(Data items)
_ _ _ _

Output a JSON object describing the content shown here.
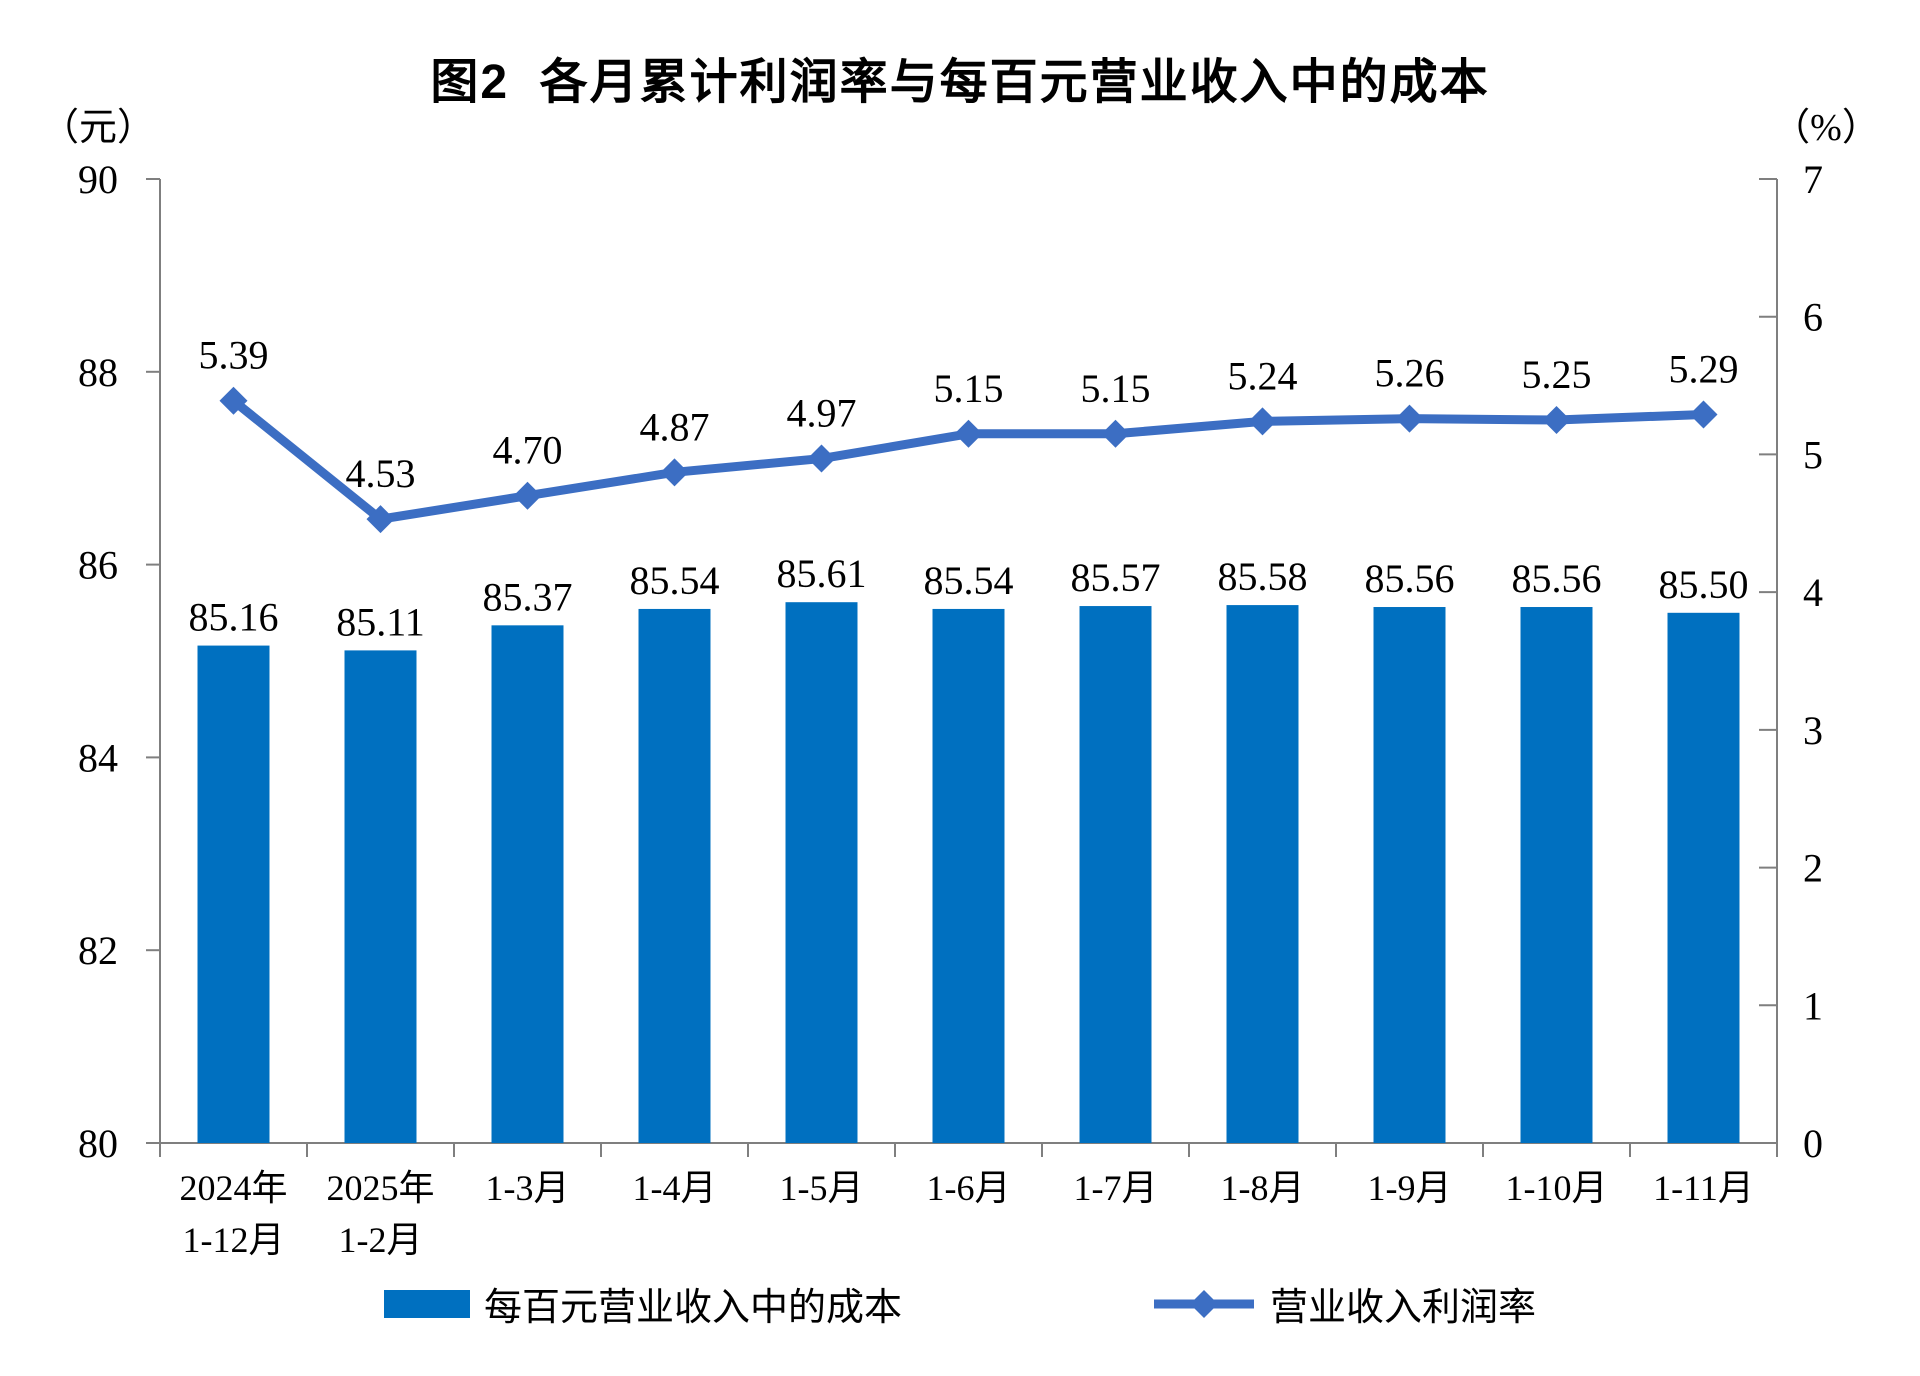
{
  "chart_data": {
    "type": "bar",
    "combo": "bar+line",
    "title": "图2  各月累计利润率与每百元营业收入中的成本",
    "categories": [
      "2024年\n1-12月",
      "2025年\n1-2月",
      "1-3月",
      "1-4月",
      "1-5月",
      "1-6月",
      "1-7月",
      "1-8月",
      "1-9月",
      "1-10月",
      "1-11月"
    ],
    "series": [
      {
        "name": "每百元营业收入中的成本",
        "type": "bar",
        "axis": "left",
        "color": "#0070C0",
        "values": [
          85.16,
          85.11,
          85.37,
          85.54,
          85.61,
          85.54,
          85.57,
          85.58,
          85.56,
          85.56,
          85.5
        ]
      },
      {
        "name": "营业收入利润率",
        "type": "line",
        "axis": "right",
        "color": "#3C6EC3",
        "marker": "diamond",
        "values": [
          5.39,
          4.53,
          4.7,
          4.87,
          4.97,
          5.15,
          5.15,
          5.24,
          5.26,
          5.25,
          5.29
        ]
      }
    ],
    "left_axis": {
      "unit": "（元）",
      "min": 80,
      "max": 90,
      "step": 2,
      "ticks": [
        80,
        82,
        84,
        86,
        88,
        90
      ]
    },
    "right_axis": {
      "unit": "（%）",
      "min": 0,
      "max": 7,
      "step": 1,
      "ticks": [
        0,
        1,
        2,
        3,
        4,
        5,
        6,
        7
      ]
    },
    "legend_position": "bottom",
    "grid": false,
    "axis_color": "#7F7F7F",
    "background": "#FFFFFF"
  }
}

_ _ _ _

• Written instruction: Transcribe all of the records above character for character. Exclude the pictures.

• Response for this exercise:
Output a JSON object describing the content shown here.
{
  "chart_data": {
    "type": "bar",
    "combo": "bar+line",
    "title": "图2  各月累计利润率与每百元营业收入中的成本",
    "categories": [
      "2024年\n1-12月",
      "2025年\n1-2月",
      "1-3月",
      "1-4月",
      "1-5月",
      "1-6月",
      "1-7月",
      "1-8月",
      "1-9月",
      "1-10月",
      "1-11月"
    ],
    "series": [
      {
        "name": "每百元营业收入中的成本",
        "type": "bar",
        "axis": "left",
        "color": "#0070C0",
        "values": [
          85.16,
          85.11,
          85.37,
          85.54,
          85.61,
          85.54,
          85.57,
          85.58,
          85.56,
          85.56,
          85.5
        ]
      },
      {
        "name": "营业收入利润率",
        "type": "line",
        "axis": "right",
        "color": "#3C6EC3",
        "marker": "diamond",
        "values": [
          5.39,
          4.53,
          4.7,
          4.87,
          4.97,
          5.15,
          5.15,
          5.24,
          5.26,
          5.25,
          5.29
        ]
      }
    ],
    "left_axis": {
      "unit": "（元）",
      "min": 80,
      "max": 90,
      "step": 2,
      "ticks": [
        80,
        82,
        84,
        86,
        88,
        90
      ]
    },
    "right_axis": {
      "unit": "（%）",
      "min": 0,
      "max": 7,
      "step": 1,
      "ticks": [
        0,
        1,
        2,
        3,
        4,
        5,
        6,
        7
      ]
    },
    "legend_position": "bottom",
    "grid": false,
    "axis_color": "#7F7F7F",
    "background": "#FFFFFF"
  }
}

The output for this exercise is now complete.